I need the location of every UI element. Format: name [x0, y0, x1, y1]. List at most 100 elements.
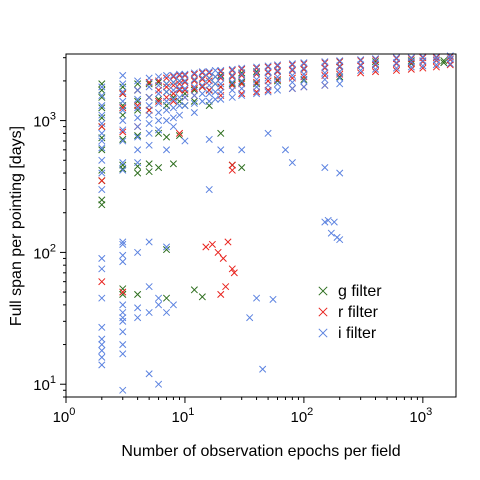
data-point-i — [98, 119, 106, 128]
data-point-r — [228, 161, 236, 169]
data-point-i — [119, 71, 127, 80]
data-point-i — [432, 56, 440, 64]
data-point-r — [446, 53, 454, 61]
data-point-r — [175, 86, 184, 94]
data-point-i — [198, 90, 206, 98]
data-point-i — [321, 63, 329, 71]
data-point-i — [134, 159, 142, 167]
data-point-i — [190, 91, 198, 100]
data-point-i — [98, 254, 106, 262]
y-axis-label: Full span per pointing [days] — [8, 126, 25, 326]
y-tick-label: 102 — [33, 242, 56, 262]
data-point-i — [336, 169, 344, 177]
data-point-i — [98, 91, 106, 100]
data-point-i — [134, 133, 142, 141]
data-point-r — [198, 83, 206, 91]
data-point-i — [162, 146, 171, 154]
data-point-i — [205, 74, 213, 82]
data-point-r — [253, 88, 261, 96]
data-point-i — [119, 350, 127, 358]
data-point-r — [181, 78, 189, 86]
data-point-g — [162, 294, 171, 302]
data-point-i — [198, 68, 206, 76]
data-point-i — [324, 216, 332, 224]
data-point-r — [214, 248, 222, 256]
data-point-i — [273, 80, 282, 88]
data-point-i — [205, 135, 213, 143]
data-point-i — [288, 159, 296, 167]
data-point-i — [321, 218, 329, 226]
data-point-i — [392, 54, 401, 62]
data-point-i — [190, 99, 198, 107]
data-point-r — [190, 77, 198, 85]
data-point-i — [288, 60, 296, 68]
data-point-i — [273, 66, 282, 75]
data-point-g — [407, 60, 415, 68]
data-point-i — [205, 68, 213, 76]
data-point-r — [264, 69, 272, 77]
data-point-i — [119, 308, 127, 317]
data-point-r — [190, 84, 198, 93]
data-point-i — [134, 123, 142, 131]
data-point-i — [198, 81, 206, 89]
data-point-i — [321, 75, 329, 84]
data-point-i — [162, 243, 171, 251]
data-point-r — [119, 104, 127, 112]
data-point-r — [119, 90, 127, 98]
data-point-i — [134, 248, 142, 256]
data-point-i — [217, 95, 225, 103]
data-point-i — [273, 86, 282, 94]
data-point-i — [217, 80, 225, 88]
data-point-i — [119, 166, 127, 174]
data-point-i — [145, 238, 153, 246]
data-point-i — [181, 102, 189, 110]
data-point-i — [155, 81, 163, 89]
data-point-r — [238, 90, 246, 98]
data-point-i — [119, 88, 127, 96]
data-point-i — [169, 301, 177, 309]
data-point-g — [119, 290, 127, 298]
data-point-i — [155, 126, 163, 134]
data-point-r — [217, 74, 225, 82]
data-point-r — [357, 69, 365, 77]
data-point-i — [371, 60, 380, 68]
data-point-r — [175, 129, 184, 137]
data-point-i — [281, 146, 290, 154]
data-point-i — [145, 83, 153, 91]
data-point-i — [336, 80, 344, 88]
data-point-i — [155, 73, 163, 81]
legend-x-marker — [318, 307, 328, 317]
data-point-i — [98, 129, 106, 137]
data-point-i — [321, 69, 329, 77]
data-point-r — [219, 254, 227, 262]
data-point-g — [134, 162, 142, 170]
data-point-i — [330, 218, 338, 226]
data-point-i — [119, 301, 127, 309]
data-point-i — [98, 137, 106, 145]
data-point-i — [181, 77, 189, 85]
data-point-g — [98, 104, 106, 112]
data-point-r — [446, 61, 454, 69]
data-point-g — [155, 164, 163, 172]
data-point-i — [145, 308, 153, 317]
data-point-r — [169, 90, 177, 98]
data-point-i — [119, 251, 127, 259]
data-point-i — [246, 314, 254, 322]
data-point-r — [198, 69, 206, 77]
data-point-i — [253, 294, 261, 302]
data-point-g — [190, 97, 198, 105]
data-point-g — [440, 59, 448, 67]
data-point-i — [288, 65, 296, 73]
data-point-g — [440, 57, 448, 65]
data-point-i — [98, 83, 106, 91]
data-point-i — [98, 156, 106, 164]
data-point-i — [371, 55, 380, 63]
data-point-i — [321, 164, 329, 172]
data-point-i — [119, 238, 127, 246]
data-point-i — [162, 97, 171, 105]
data-point-g — [162, 246, 171, 254]
data-point-r — [407, 65, 415, 73]
data-point-g — [134, 80, 142, 88]
data-point-r — [98, 278, 106, 286]
data-point-i — [288, 84, 296, 93]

◇ ◇ ◇ ◇

- **CHALLENGE**: Convert the lines of the material above, from the line containing "data-point-i — [98, 119, 106, 128]" through the line containing "data-point-r — [214, 248, 222, 256]", into a JSON list of strings, one string per line.

- **WRITTEN REPLY**:
[
  "data-point-i — [98, 119, 106, 128]",
  "data-point-r — [228, 161, 236, 169]",
  "data-point-i — [119, 71, 127, 80]",
  "data-point-i — [432, 56, 440, 64]",
  "data-point-r — [446, 53, 454, 61]",
  "data-point-r — [175, 86, 184, 94]",
  "data-point-i — [198, 90, 206, 98]",
  "data-point-i — [321, 63, 329, 71]",
  "data-point-i — [134, 159, 142, 167]",
  "data-point-i — [190, 91, 198, 100]",
  "data-point-i — [98, 254, 106, 262]",
  "y-axis-label: Full span per pointing [days] — [8, 126, 25, 326]",
  "y-tick-label: 102 — [33, 242, 56, 262]",
  "data-point-i — [336, 169, 344, 177]",
  "data-point-i — [98, 91, 106, 100]",
  "data-point-i — [134, 133, 142, 141]",
  "data-point-r — [198, 83, 206, 91]",
  "data-point-i — [162, 146, 171, 154]",
  "data-point-i — [205, 74, 213, 82]",
  "data-point-r — [253, 88, 261, 96]",
  "data-point-i — [119, 350, 127, 358]",
  "data-point-r — [181, 78, 189, 86]",
  "data-point-g — [162, 294, 171, 302]",
  "data-point-i — [198, 68, 206, 76]",
  "data-point-i — [324, 216, 332, 224]",
  "data-point-r — [214, 248, 222, 256]"
]